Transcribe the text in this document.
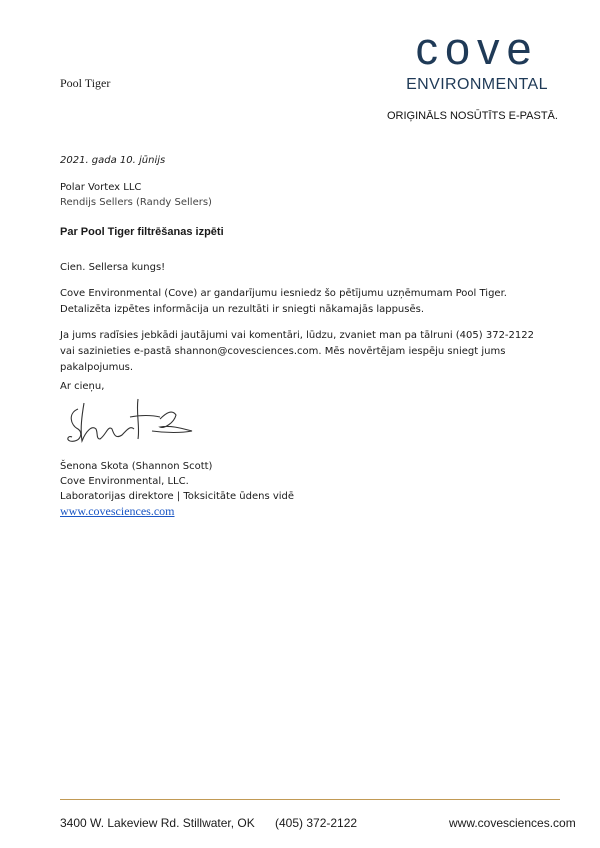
Pool Tiger
cove
ENVIRONMENTAL
ORIĢINĀLS NOSŪTĪTS E-PASTĀ.
2021. gada 10. jūnijs
Polar Vortex LLC
Rendijs Sellers (Randy Sellers)
Par Pool Tiger filtrēšanas izpēti
Cien. Sellersa kungs!
Cove Environmental (Cove) ar gandarījumu iesniedz šo pētījumu uzņēmumam Pool Tiger. Detalizēta izpētes informācija un rezultāti ir sniegti nākamajās lappusēs.
Ja jums radīsies jebkādi jautājumi vai komentāri, lūdzu, zvaniet man pa tālruni (405) 372-2122 vai sazinieties e-pastā shannon@covesciences.com. Mēs novērtējam iespēju sniegt jums pakalpojumus.
Ar cieņu,
Šenona Skota (Shannon Scott)
Cove Environmental, LLC.
Laboratorijas direktore | Toksicitāte ūdens vidē
www.covesciences.com
3400 W. Lakeview Rd. Stillwater, OK (405) 372-2122	www.covesciences.com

━━━

With the pictures left out, transcribe the material exactly.

Transcribe the text in this document.
Pool Tiger
cove
ENVIRONMENTAL
ORIĢINĀLS NOSŪTĪTS E-PASTĀ.
2021. gada 10. jūnijs
Polar Vortex LLC
Rendijs Sellers (Randy Sellers)
Par Pool Tiger filtrēšanas izpēti
Cien. Sellersa kungs!
Cove Environmental (Cove) ar gandarījumu iesniedz šo pētījumu uzņēmumam Pool Tiger. Detalizēta izpētes informācija un rezultāti ir sniegti nākamajās lappusēs.
Ja jums radīsies jebkādi jautājumi vai komentāri, lūdzu, zvaniet man pa tālruni (405) 372-2122 vai sazinieties e-pastā shannon@covesciences.com. Mēs novērtējam iespēju sniegt jums pakalpojumus.
Ar cieņu,
Šenona Skota (Shannon Scott)
Cove Environmental, LLC.
Laboratorijas direktore | Toksicitāte ūdens vidē
www.covesciences.com
3400 W. Lakeview Rd. Stillwater, OK (405) 372-2122	www.covesciences.com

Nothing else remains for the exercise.